Task to carry out: Exactly reproduce all the records, keeping pictures out of the copy.

Extracted records:
______________________________
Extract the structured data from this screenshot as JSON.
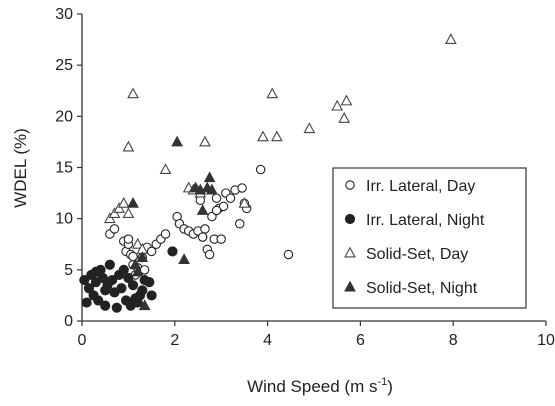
{
  "chart_data": {
    "type": "scatter",
    "xlabel": "Wind Speed (m s",
    "xlabel_sup": "-1",
    "xlabel_close": ")",
    "ylabel": "WDEL (%)",
    "xlim": [
      0,
      10
    ],
    "ylim": [
      0,
      30
    ],
    "x_ticks": [
      0,
      2,
      4,
      6,
      8,
      10
    ],
    "y_ticks": [
      0,
      5,
      10,
      15,
      20,
      25,
      30
    ],
    "x_tick_labels": [
      "0",
      "2",
      "4",
      "6",
      "8",
      "10"
    ],
    "y_tick_labels": [
      "0",
      "5",
      "10",
      "15",
      "20",
      "25",
      "30"
    ],
    "grid": false,
    "legend_position": "right",
    "series": [
      {
        "name": "Irr. Lateral, Day",
        "marker": "circle-open",
        "points": [
          [
            0.6,
            8.5
          ],
          [
            0.7,
            9.0
          ],
          [
            0.9,
            7.8
          ],
          [
            0.95,
            6.8
          ],
          [
            1.0,
            7.5
          ],
          [
            1.05,
            6.5
          ],
          [
            1.1,
            5.5
          ],
          [
            1.15,
            4.5
          ],
          [
            1.2,
            5.2
          ],
          [
            1.3,
            6.2
          ],
          [
            1.35,
            5.0
          ],
          [
            1.4,
            7.2
          ],
          [
            1.5,
            6.8
          ],
          [
            1.6,
            7.5
          ],
          [
            1.7,
            8.0
          ],
          [
            1.8,
            8.5
          ],
          [
            2.05,
            10.2
          ],
          [
            2.1,
            9.5
          ],
          [
            2.2,
            9.0
          ],
          [
            2.3,
            8.8
          ],
          [
            2.4,
            8.5
          ],
          [
            2.5,
            8.8
          ],
          [
            2.55,
            11.8
          ],
          [
            2.6,
            8.2
          ],
          [
            2.65,
            9.0
          ],
          [
            2.7,
            7.0
          ],
          [
            2.75,
            6.5
          ],
          [
            2.8,
            10.2
          ],
          [
            2.85,
            8.0
          ],
          [
            2.9,
            12.0
          ],
          [
            2.95,
            11.0
          ],
          [
            3.0,
            8.0
          ],
          [
            3.05,
            11.2
          ],
          [
            3.1,
            12.5
          ],
          [
            3.2,
            12.0
          ],
          [
            3.3,
            12.8
          ],
          [
            3.4,
            9.5
          ],
          [
            3.45,
            13.0
          ],
          [
            3.5,
            11.5
          ],
          [
            3.55,
            11.0
          ],
          [
            3.85,
            14.8
          ],
          [
            4.45,
            6.5
          ],
          [
            1.0,
            8.0
          ],
          [
            1.1,
            6.3
          ],
          [
            2.9,
            10.8
          ]
        ]
      },
      {
        "name": "Irr. Lateral, Night",
        "marker": "circle-filled",
        "points": [
          [
            0.05,
            4.0
          ],
          [
            0.1,
            1.8
          ],
          [
            0.15,
            3.2
          ],
          [
            0.2,
            4.5
          ],
          [
            0.25,
            2.5
          ],
          [
            0.3,
            3.8
          ],
          [
            0.35,
            2.0
          ],
          [
            0.4,
            5.0
          ],
          [
            0.45,
            4.2
          ],
          [
            0.5,
            1.5
          ],
          [
            0.55,
            3.5
          ],
          [
            0.6,
            5.5
          ],
          [
            0.65,
            4.0
          ],
          [
            0.7,
            2.8
          ],
          [
            0.75,
            1.3
          ],
          [
            0.8,
            4.5
          ],
          [
            0.85,
            3.2
          ],
          [
            0.9,
            5.0
          ],
          [
            0.95,
            2.0
          ],
          [
            1.0,
            4.2
          ],
          [
            1.05,
            1.5
          ],
          [
            1.1,
            3.5
          ],
          [
            1.15,
            2.2
          ],
          [
            1.2,
            1.8
          ],
          [
            1.25,
            2.5
          ],
          [
            1.3,
            3.0
          ],
          [
            1.35,
            4.0
          ],
          [
            1.45,
            3.8
          ],
          [
            1.5,
            2.5
          ],
          [
            1.95,
            6.8
          ],
          [
            0.3,
            4.8
          ],
          [
            0.5,
            3.0
          ]
        ]
      },
      {
        "name": "Solid-Set, Day",
        "marker": "triangle-open",
        "points": [
          [
            0.6,
            10.0
          ],
          [
            0.7,
            10.5
          ],
          [
            0.8,
            11.0
          ],
          [
            0.9,
            11.5
          ],
          [
            1.0,
            10.5
          ],
          [
            1.0,
            17.0
          ],
          [
            1.1,
            22.2
          ],
          [
            1.2,
            7.5
          ],
          [
            1.3,
            7.0
          ],
          [
            1.8,
            14.8
          ],
          [
            2.3,
            13.0
          ],
          [
            2.4,
            12.8
          ],
          [
            2.55,
            12.5
          ],
          [
            2.65,
            17.5
          ],
          [
            3.5,
            11.5
          ],
          [
            3.9,
            18.0
          ],
          [
            4.1,
            22.2
          ],
          [
            4.2,
            18.0
          ],
          [
            4.9,
            18.8
          ],
          [
            5.5,
            21.0
          ],
          [
            5.65,
            19.8
          ],
          [
            5.7,
            21.5
          ],
          [
            7.95,
            27.5
          ]
        ]
      },
      {
        "name": "Solid-Set, Night",
        "marker": "triangle-filled",
        "points": [
          [
            1.1,
            11.5
          ],
          [
            1.15,
            5.5
          ],
          [
            1.2,
            4.8
          ],
          [
            1.3,
            6.2
          ],
          [
            1.35,
            1.5
          ],
          [
            2.05,
            17.5
          ],
          [
            2.2,
            6.0
          ],
          [
            2.45,
            13.0
          ],
          [
            2.55,
            12.8
          ],
          [
            2.6,
            10.8
          ],
          [
            2.7,
            13.0
          ],
          [
            2.75,
            14.0
          ],
          [
            2.8,
            12.8
          ]
        ]
      }
    ]
  }
}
______________________________
Written response:
Extract the structured data from this screenshot as JSON.
{
  "chart_data": {
    "type": "scatter",
    "xlabel": "Wind Speed (m s",
    "xlabel_sup": "-1",
    "xlabel_close": ")",
    "ylabel": "WDEL (%)",
    "xlim": [
      0,
      10
    ],
    "ylim": [
      0,
      30
    ],
    "x_ticks": [
      0,
      2,
      4,
      6,
      8,
      10
    ],
    "y_ticks": [
      0,
      5,
      10,
      15,
      20,
      25,
      30
    ],
    "x_tick_labels": [
      "0",
      "2",
      "4",
      "6",
      "8",
      "10"
    ],
    "y_tick_labels": [
      "0",
      "5",
      "10",
      "15",
      "20",
      "25",
      "30"
    ],
    "grid": false,
    "legend_position": "right",
    "series": [
      {
        "name": "Irr. Lateral, Day",
        "marker": "circle-open",
        "points": [
          [
            0.6,
            8.5
          ],
          [
            0.7,
            9.0
          ],
          [
            0.9,
            7.8
          ],
          [
            0.95,
            6.8
          ],
          [
            1.0,
            7.5
          ],
          [
            1.05,
            6.5
          ],
          [
            1.1,
            5.5
          ],
          [
            1.15,
            4.5
          ],
          [
            1.2,
            5.2
          ],
          [
            1.3,
            6.2
          ],
          [
            1.35,
            5.0
          ],
          [
            1.4,
            7.2
          ],
          [
            1.5,
            6.8
          ],
          [
            1.6,
            7.5
          ],
          [
            1.7,
            8.0
          ],
          [
            1.8,
            8.5
          ],
          [
            2.05,
            10.2
          ],
          [
            2.1,
            9.5
          ],
          [
            2.2,
            9.0
          ],
          [
            2.3,
            8.8
          ],
          [
            2.4,
            8.5
          ],
          [
            2.5,
            8.8
          ],
          [
            2.55,
            11.8
          ],
          [
            2.6,
            8.2
          ],
          [
            2.65,
            9.0
          ],
          [
            2.7,
            7.0
          ],
          [
            2.75,
            6.5
          ],
          [
            2.8,
            10.2
          ],
          [
            2.85,
            8.0
          ],
          [
            2.9,
            12.0
          ],
          [
            2.95,
            11.0
          ],
          [
            3.0,
            8.0
          ],
          [
            3.05,
            11.2
          ],
          [
            3.1,
            12.5
          ],
          [
            3.2,
            12.0
          ],
          [
            3.3,
            12.8
          ],
          [
            3.4,
            9.5
          ],
          [
            3.45,
            13.0
          ],
          [
            3.5,
            11.5
          ],
          [
            3.55,
            11.0
          ],
          [
            3.85,
            14.8
          ],
          [
            4.45,
            6.5
          ],
          [
            1.0,
            8.0
          ],
          [
            1.1,
            6.3
          ],
          [
            2.9,
            10.8
          ]
        ]
      },
      {
        "name": "Irr. Lateral, Night",
        "marker": "circle-filled",
        "points": [
          [
            0.05,
            4.0
          ],
          [
            0.1,
            1.8
          ],
          [
            0.15,
            3.2
          ],
          [
            0.2,
            4.5
          ],
          [
            0.25,
            2.5
          ],
          [
            0.3,
            3.8
          ],
          [
            0.35,
            2.0
          ],
          [
            0.4,
            5.0
          ],
          [
            0.45,
            4.2
          ],
          [
            0.5,
            1.5
          ],
          [
            0.55,
            3.5
          ],
          [
            0.6,
            5.5
          ],
          [
            0.65,
            4.0
          ],
          [
            0.7,
            2.8
          ],
          [
            0.75,
            1.3
          ],
          [
            0.8,
            4.5
          ],
          [
            0.85,
            3.2
          ],
          [
            0.9,
            5.0
          ],
          [
            0.95,
            2.0
          ],
          [
            1.0,
            4.2
          ],
          [
            1.05,
            1.5
          ],
          [
            1.1,
            3.5
          ],
          [
            1.15,
            2.2
          ],
          [
            1.2,
            1.8
          ],
          [
            1.25,
            2.5
          ],
          [
            1.3,
            3.0
          ],
          [
            1.35,
            4.0
          ],
          [
            1.45,
            3.8
          ],
          [
            1.5,
            2.5
          ],
          [
            1.95,
            6.8
          ],
          [
            0.3,
            4.8
          ],
          [
            0.5,
            3.0
          ]
        ]
      },
      {
        "name": "Solid-Set, Day",
        "marker": "triangle-open",
        "points": [
          [
            0.6,
            10.0
          ],
          [
            0.7,
            10.5
          ],
          [
            0.8,
            11.0
          ],
          [
            0.9,
            11.5
          ],
          [
            1.0,
            10.5
          ],
          [
            1.0,
            17.0
          ],
          [
            1.1,
            22.2
          ],
          [
            1.2,
            7.5
          ],
          [
            1.3,
            7.0
          ],
          [
            1.8,
            14.8
          ],
          [
            2.3,
            13.0
          ],
          [
            2.4,
            12.8
          ],
          [
            2.55,
            12.5
          ],
          [
            2.65,
            17.5
          ],
          [
            3.5,
            11.5
          ],
          [
            3.9,
            18.0
          ],
          [
            4.1,
            22.2
          ],
          [
            4.2,
            18.0
          ],
          [
            4.9,
            18.8
          ],
          [
            5.5,
            21.0
          ],
          [
            5.65,
            19.8
          ],
          [
            5.7,
            21.5
          ],
          [
            7.95,
            27.5
          ]
        ]
      },
      {
        "name": "Solid-Set, Night",
        "marker": "triangle-filled",
        "points": [
          [
            1.1,
            11.5
          ],
          [
            1.15,
            5.5
          ],
          [
            1.2,
            4.8
          ],
          [
            1.3,
            6.2
          ],
          [
            1.35,
            1.5
          ],
          [
            2.05,
            17.5
          ],
          [
            2.2,
            6.0
          ],
          [
            2.45,
            13.0
          ],
          [
            2.55,
            12.8
          ],
          [
            2.6,
            10.8
          ],
          [
            2.7,
            13.0
          ],
          [
            2.75,
            14.0
          ],
          [
            2.8,
            12.8
          ]
        ]
      }
    ]
  }
}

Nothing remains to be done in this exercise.